#### Stored data entries
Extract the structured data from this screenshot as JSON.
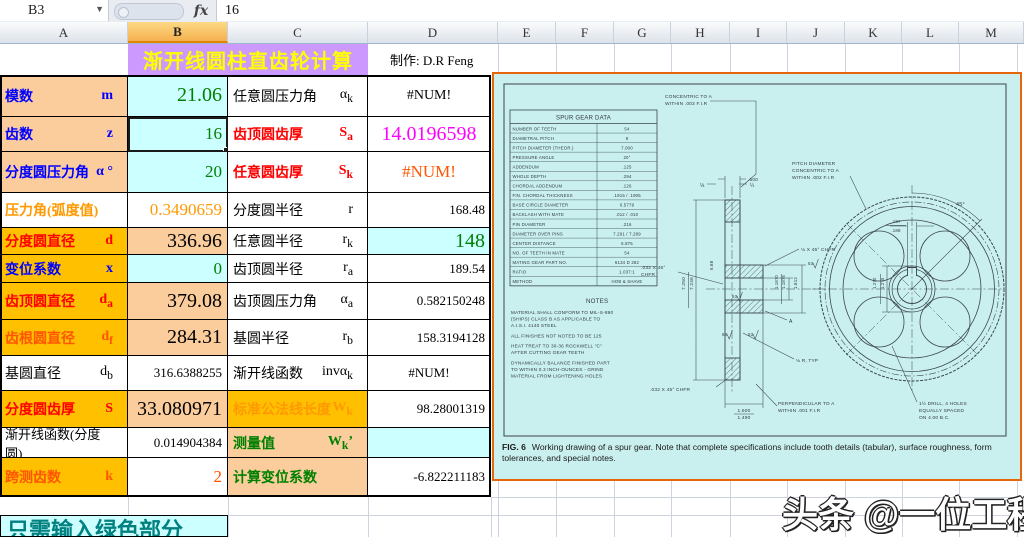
{
  "formula_bar": {
    "name_box": "B3",
    "fx_label": "fx",
    "formula_value": "16"
  },
  "column_headers": [
    "A",
    "B",
    "C",
    "D",
    "E",
    "F",
    "G",
    "H",
    "I",
    "J",
    "K",
    "L",
    "M"
  ],
  "selected_column": "B",
  "title": {
    "text": "渐开线圆柱直齿轮计算",
    "maker": "制作: D.R Feng"
  },
  "colors": {
    "input_cell": "#CCFFFF",
    "label_peach": "#FBCD9C",
    "label_yellow": "#FFC000",
    "title_bg": "#CC99FF",
    "title_text": "#FFFF00",
    "image_bg": "#C9F0EE",
    "image_border": "#E5660B"
  },
  "table": {
    "rows": [
      {
        "a_label": "模数",
        "a_sym": "m",
        "a_style": "bg-peach c-blue bold",
        "b_value": "21.06",
        "b_style": "bg-cyan c-green sz-big",
        "c_label": "任意圆压力角",
        "c_sym": "α",
        "c_sub": "k",
        "c_style": "",
        "d_value": "#NUM!",
        "d_style": "center"
      },
      {
        "a_label": "齿数",
        "a_sym": "z",
        "a_style": "bg-peach c-blue bold",
        "selected": true,
        "b_value": "16",
        "b_style": "bg-cyan c-green sz-med",
        "c_label": "齿顶圆齿厚",
        "c_sym": "S",
        "c_sub": "a",
        "c_style": "c-red bold",
        "d_value": "14.0196598",
        "d_style": "c-magenta sz-big center"
      },
      {
        "a_label": "分度圆压力角",
        "a_sym": "α °",
        "a_style": "bg-peach c-blue bold",
        "b_value": "20",
        "b_style": "bg-cyan c-green sz-med",
        "c_label": "任意圆齿厚",
        "c_sym": "S",
        "c_sub": "k",
        "c_style": "c-red bold",
        "d_value": "#NUM!",
        "d_style": "c-orangered sz-med center"
      },
      {
        "a_label": "压力角(弧度值)",
        "a_sym": "",
        "a_style": "c-orange bold",
        "b_value": "0.3490659",
        "b_style": "c-orange sz-med",
        "c_label": "分度圆半径",
        "c_sym": "r",
        "c_sub": "",
        "c_style": "",
        "d_value": "168.48",
        "d_style": "sz-small"
      },
      {
        "a_label": "分度圆直径",
        "a_sym": "d",
        "a_style": "bg-yellow c-red bold",
        "b_value": "336.96",
        "b_style": "bg-peach sz-big",
        "c_label": "任意圆半径",
        "c_sym": "r",
        "c_sub": "k",
        "c_style": "",
        "d_value": "148",
        "d_style": "bg-cyan c-green sz-big"
      },
      {
        "a_label": "变位系数",
        "a_sym": "x",
        "a_style": "bg-yellow c-blue bold",
        "b_value": "0",
        "b_style": "bg-cyan c-green sz-med",
        "c_label": "齿顶圆半径",
        "c_sym": "r",
        "c_sub": "a",
        "c_style": "",
        "d_value": "189.54",
        "d_style": "sz-small"
      },
      {
        "a_label": "齿顶圆直径",
        "a_sym": "d",
        "a_sub": "a",
        "a_style": "bg-yellow c-red bold",
        "b_value": "379.08",
        "b_style": "bg-peach sz-big",
        "c_label": "齿顶圆压力角",
        "c_sym": "α",
        "c_sub": "a",
        "c_style": "",
        "d_value": "0.582150248",
        "d_style": "sz-small"
      },
      {
        "a_label": "齿根圆直径",
        "a_sym": "d",
        "a_sub": "f",
        "a_style": "bg-yellow c-orangered bold",
        "b_value": "284.31",
        "b_style": "bg-peach sz-big",
        "c_label": "基圆半径",
        "c_sym": "r",
        "c_sub": "b",
        "c_style": "",
        "d_value": "158.3194128",
        "d_style": "sz-small"
      },
      {
        "a_label": "基圆直径",
        "a_sym": "d",
        "a_sub": "b",
        "a_style": "",
        "b_value": "316.6388255",
        "b_style": "sz-small",
        "c_label": "渐开线函数",
        "c_sym": "invα",
        "c_sub": "k",
        "c_style": "",
        "d_value": "#NUM!",
        "d_style": "sz-small center"
      },
      {
        "a_label": "分度圆齿厚",
        "a_sym": "S",
        "a_style": "bg-yellow c-red bold",
        "b_value": "33.080971",
        "b_style": "bg-peach sz-big",
        "c_label": "标准公法线长度",
        "c_sym": "W",
        "c_sub": "k",
        "c_style": "bg-yellow c-orange bold",
        "d_value": "98.28001319",
        "d_style": "sz-small"
      },
      {
        "a_label": "渐开线函数(分度圆)",
        "a_sym": "",
        "a_style": "sz-small",
        "b_value": "0.014904384",
        "b_style": "sz-small",
        "c_label": "测量值",
        "c_sym": "W",
        "c_sub": "k",
        "c_tail": "’",
        "c_style": "bg-peach c-green bold",
        "d_value": "",
        "d_style": "bg-cyan"
      },
      {
        "a_label": "跨测齿数",
        "a_sym": "k",
        "a_style": "bg-yellow c-orangered bold",
        "b_value": "2",
        "b_style": "c-orangered sz-med",
        "c_label": "计算变位系数",
        "c_sym": "",
        "c_style": "bg-peach c-green bold",
        "d_value": "-6.822211183",
        "d_style": "sz-small"
      }
    ]
  },
  "note_bottom": "只需输入绿色部分",
  "watermark": "头条 @一位工程师",
  "gear_drawing": {
    "data_table": {
      "title": "SPUR GEAR DATA",
      "rows": [
        [
          "NUMBER OF TEETH",
          "54"
        ],
        [
          "DIAMETRAL PITCH",
          "8"
        ],
        [
          "PITCH DIAMETER (THEOR.)",
          "7.000"
        ],
        [
          "PRESSURE ANGLE",
          "20°"
        ],
        [
          "ADDENDUM",
          ".125"
        ],
        [
          "WHOLE DEPTH",
          ".294"
        ],
        [
          "CHORDAL ADDENDUM",
          ".126"
        ],
        [
          "FIN. CHORDAL THICKNESS",
          ".1915 / .1905"
        ],
        [
          "BASE CIRCLE DIAMETER",
          "6.5779"
        ],
        [
          "BACKLASH WITH MATE",
          ".012 / .010"
        ],
        [
          "PIN DIAMETER",
          ".216"
        ],
        [
          "DIAMETER OVER PINS",
          "7.291 / 7.289"
        ],
        [
          "CENTER DISTANCE",
          "6.875"
        ],
        [
          "NO. OF TEETH IN MATE",
          "54"
        ],
        [
          "MATING GEAR PART NO.",
          "6134 D 282"
        ],
        [
          "RATIO",
          "1.037:1"
        ],
        [
          "METHOD",
          "HOB & SHAVE"
        ]
      ]
    },
    "notes_title": "NOTES",
    "notes": [
      [
        "MATERIAL SHALL CONFORM TO MIL-S-890",
        "(SHIPS) CLASS B AS APPLICABLE TO",
        "A.I.S.I. 4140 STEEL"
      ],
      [
        "ALL FINISHES NOT NOTED TO BE 125"
      ],
      [
        "HEAT TREAT TO 30-36 ROCKWELL \"C\"",
        "AFTER CUTTING GEAR TEETH"
      ],
      [
        "DYNAMICALLY BALANCE FINISHED PART",
        "TO WITHIN 0.3 INCH-OUNCES - GRIND",
        "MATERIAL FROM LIGHTENING HOLES"
      ]
    ],
    "annotations": {
      "concentric": [
        "CONCENTRIC TO A",
        "WITHIN .003 F.I.R"
      ],
      "pitch_dia": [
        "PITCH DIAMETER",
        "CONCENTRIC TO A",
        "WITHIN .002 F.I.R"
      ],
      "dim_500": ".500",
      "frac_18": "⅛",
      "frac_14": "¼",
      "chfr_032_a": [
        ".032 X 45°",
        "CHFR"
      ],
      "chfr_032_b": ".032 X 45° CHFR",
      "chfr_18": "⅛ X 45° CHFR",
      "dim_7250": "7.250",
      "dim_7246": "7.246",
      "dim_688": "6.88",
      "dim_11870": "1.1870",
      "dim_11875": "1.1875",
      "dim_1812": "1.812",
      "datum_a": "A",
      "r_typ": "⅛ R, TYP",
      "dim_1500": "1.500",
      "dim_1490": "1.490",
      "perp": [
        "PERPENDICULAR TO A",
        "WITHIN  .001 F.I.R"
      ],
      "drill": [
        "1½ DRILL, 4 HOLES",
        "EQUALLY SPACED",
        "ON 4.00 B.C."
      ],
      "deg45": "45°",
      "dim_187": ".187",
      "dim_188": ".188",
      "dim_1270": "1.270",
      "dim_1275": "1.275",
      "f63_a": "63",
      "f63_b": "63",
      "f63_c": "63",
      "f63_d": "63"
    },
    "caption_label": "FIG. 6",
    "caption": "Working drawing of a spur gear. Note that complete specifications include tooth details (tabular), surface roughness, form tolerances, and special notes."
  }
}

#### GOAL
Return nothing except the number of lines that include the string "DIAMETER".

#### WRITTEN ANSWER
5